# Given task
Copy every line of the entries that includes the word "constrained".

--- Given records ---

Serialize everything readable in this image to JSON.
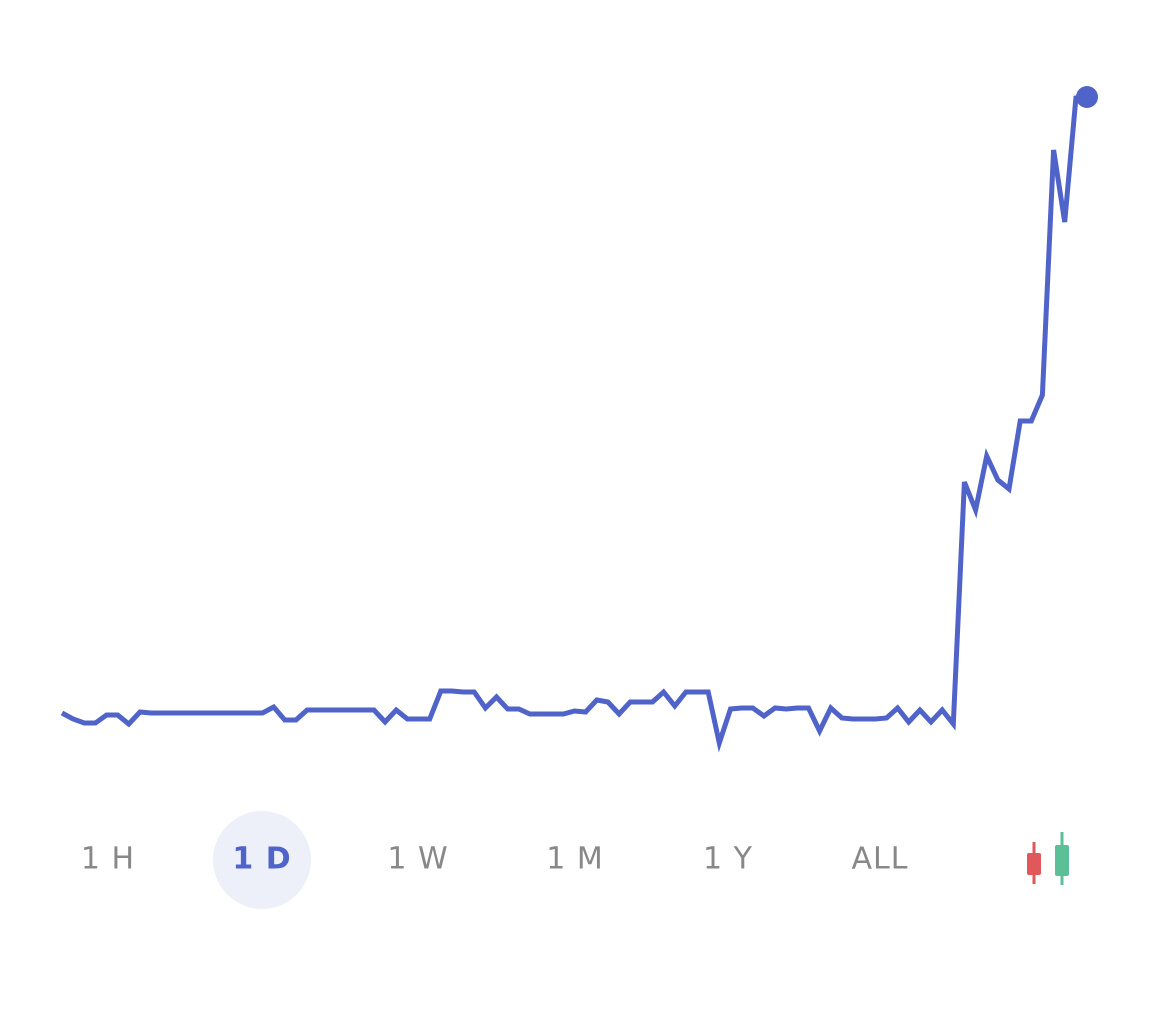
{
  "chart_data": {
    "type": "line",
    "color": "#4f63c9",
    "end_marker": true,
    "values": [
      3.2,
      2.6,
      2.2,
      2.2,
      3.0,
      3.0,
      2.1,
      3.3,
      3.2,
      3.2,
      3.2,
      3.2,
      3.2,
      3.2,
      3.2,
      3.2,
      3.2,
      3.2,
      3.2,
      3.8,
      2.5,
      2.5,
      3.5,
      3.5,
      3.5,
      3.5,
      3.5,
      3.5,
      3.5,
      2.3,
      3.5,
      2.6,
      2.6,
      2.6,
      5.4,
      5.4,
      5.3,
      5.3,
      3.7,
      4.8,
      3.6,
      3.6,
      3.1,
      3.1,
      3.1,
      3.1,
      3.4,
      3.3,
      4.5,
      4.3,
      3.1,
      4.3,
      4.3,
      4.3,
      5.3,
      3.9,
      5.3,
      5.3,
      5.3,
      0.2,
      3.6,
      3.7,
      3.7,
      2.9,
      3.7,
      3.6,
      3.7,
      3.7,
      1.4,
      3.7,
      2.7,
      2.6,
      2.6,
      2.6,
      2.7,
      3.7,
      2.3,
      3.5,
      2.3,
      3.5,
      2.1,
      26.3,
      23.5,
      28.9,
      26.5,
      25.6,
      32.4,
      32.4,
      35.0,
      59.5,
      52.3,
      64.7,
      64.8
    ]
  },
  "range_buttons": {
    "labels": [
      "1 H",
      "1 D",
      "1 W",
      "1 M",
      "1 Y",
      "ALL"
    ],
    "selected": 1
  }
}
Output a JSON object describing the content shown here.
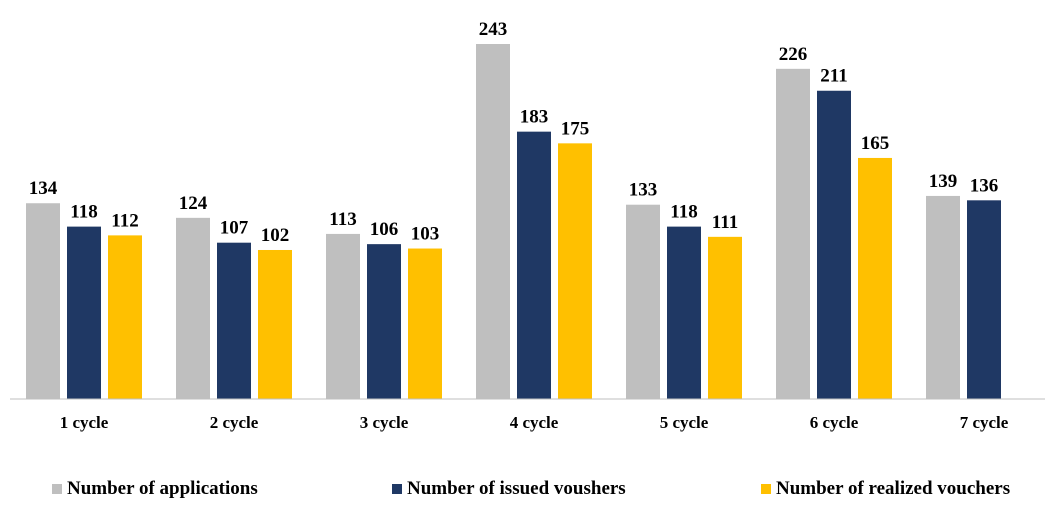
{
  "chart_data": {
    "type": "bar",
    "categories": [
      "1 cycle",
      "2 cycle",
      "3 cycle",
      "4 cycle",
      "5 cycle",
      "6 cycle",
      "7 cycle"
    ],
    "series": [
      {
        "name": "Number of applications",
        "color": "#bfbfbf",
        "values": [
          134,
          124,
          113,
          243,
          133,
          226,
          139
        ]
      },
      {
        "name": "Number of issued voushers",
        "color": "#1f3864",
        "values": [
          118,
          107,
          106,
          183,
          118,
          211,
          136
        ]
      },
      {
        "name": "Number of realized vouchers",
        "color": "#ffc000",
        "values": [
          112,
          102,
          103,
          175,
          111,
          165,
          null
        ]
      }
    ],
    "ylim": [
      0,
      243
    ],
    "data_labels": true,
    "grid": false,
    "legend_position": "bottom"
  }
}
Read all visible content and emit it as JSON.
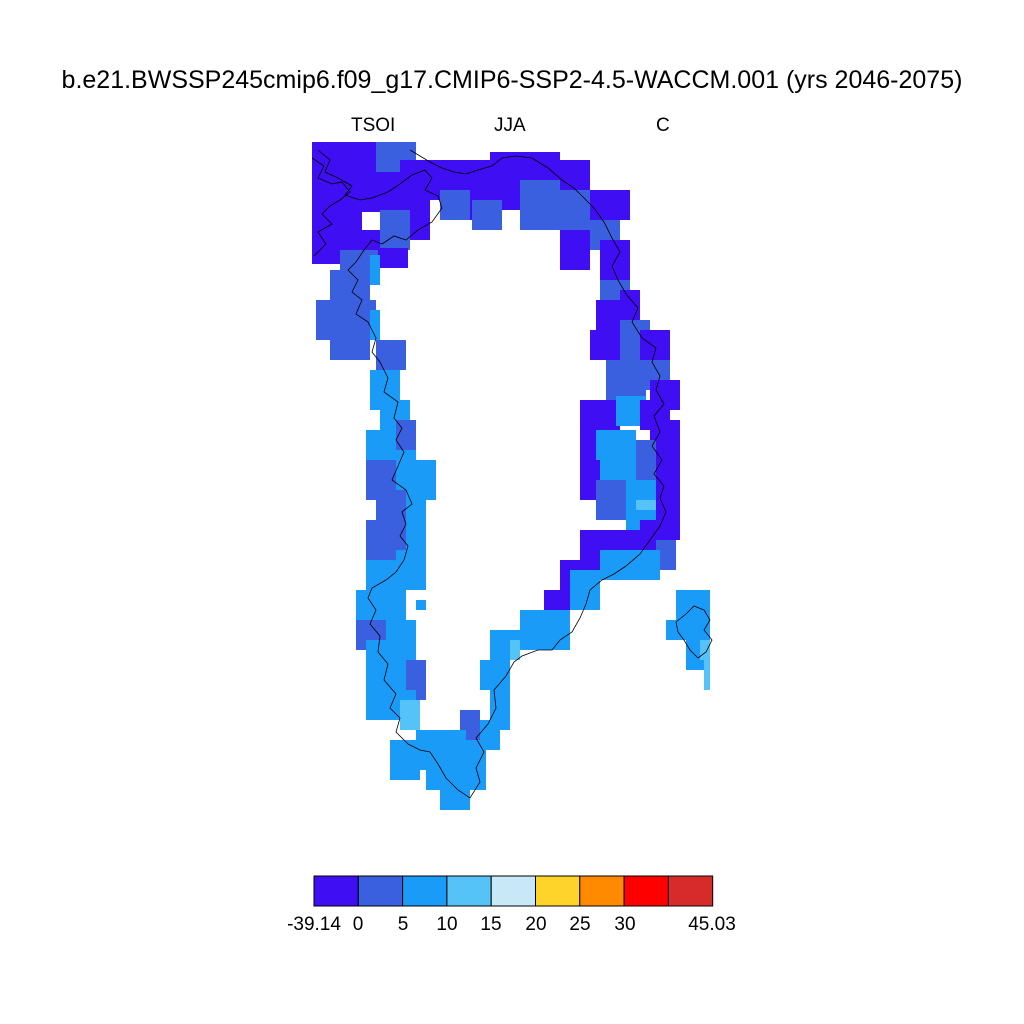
{
  "title": "b.e21.BWSSP245cmip6.f09_g17.CMIP6-SSP2-4.5-WACCM.001 (yrs 2046-2075)",
  "variable": "TSOI",
  "season": "JJA",
  "units": "C",
  "colors": {
    "c0": "#3f0ef2",
    "c1": "#3a5fdf",
    "c2": "#1a9bf7",
    "c3": "#55c3f7",
    "c4": "#c8e8f8",
    "c5": "#fed42a",
    "c6": "#ff8a00",
    "c7": "#ff0000",
    "c8": "#d72b2b"
  },
  "colorbar": {
    "labels": [
      "-39.14",
      "0",
      "5",
      "10",
      "15",
      "20",
      "25",
      "30",
      "45.03"
    ],
    "colors": [
      "#3f0ef2",
      "#3a5fdf",
      "#1a9bf7",
      "#55c3f7",
      "#c8e8f8",
      "#fed42a",
      "#ff8a00",
      "#ff0000",
      "#d72b2b"
    ]
  }
}
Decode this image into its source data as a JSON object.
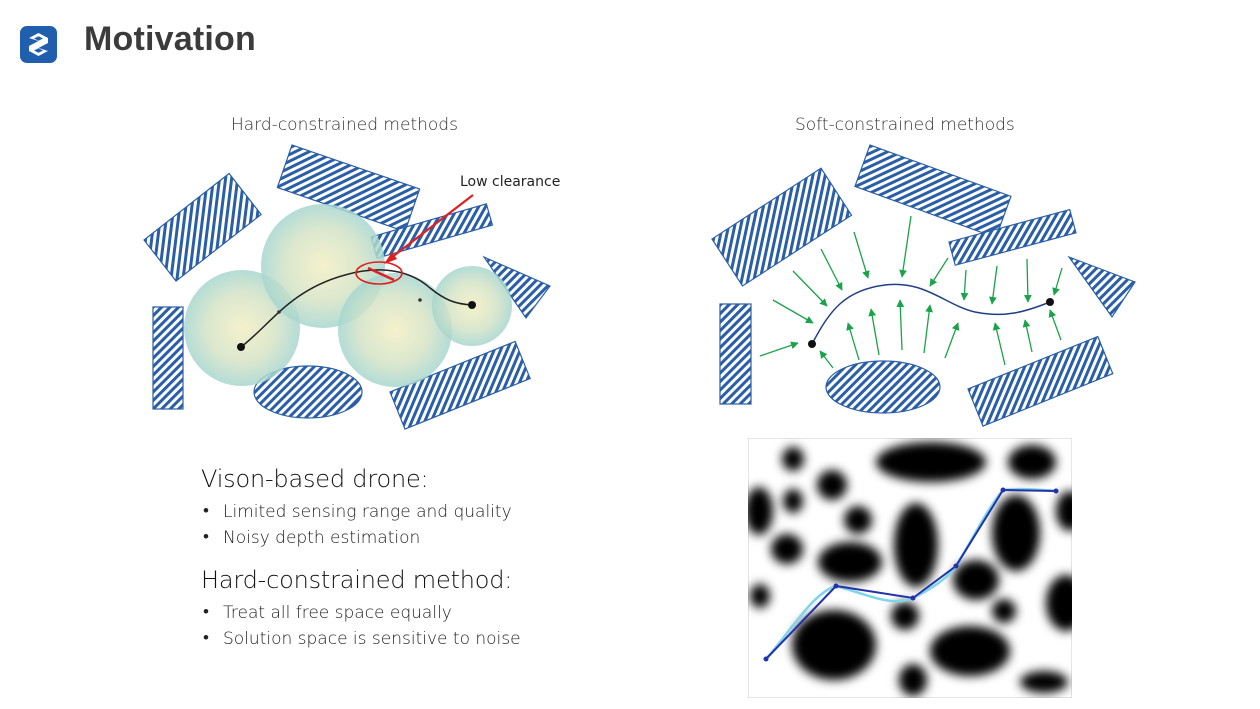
{
  "header": {
    "title": "Motivation",
    "logo_icon": "slide-logo-icon"
  },
  "left_panel": {
    "title": "Hard-constrained methods",
    "annotation": "Low clearance"
  },
  "right_panel": {
    "title": "Soft-constrained methods"
  },
  "text_blocks": [
    {
      "heading": "Vison-based drone:",
      "bullets": [
        "Limited sensing range and quality",
        "Noisy depth estimation"
      ]
    },
    {
      "heading": "Hard-constrained method:",
      "bullets": [
        "Treat all free space equally",
        "Solution space is sensitive to noise"
      ]
    }
  ],
  "colors": {
    "logo": "#1f5fae",
    "obstacle": "#2a5fa8",
    "arrow": "#1aa34a",
    "highlight": "#e02020",
    "corridor": "#8fd0c8"
  }
}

---

# Exercise response
    "title": "Hard-constrained methods",
    "title": "Soft-constrained methods"
      "heading": "Hard-constrained method:",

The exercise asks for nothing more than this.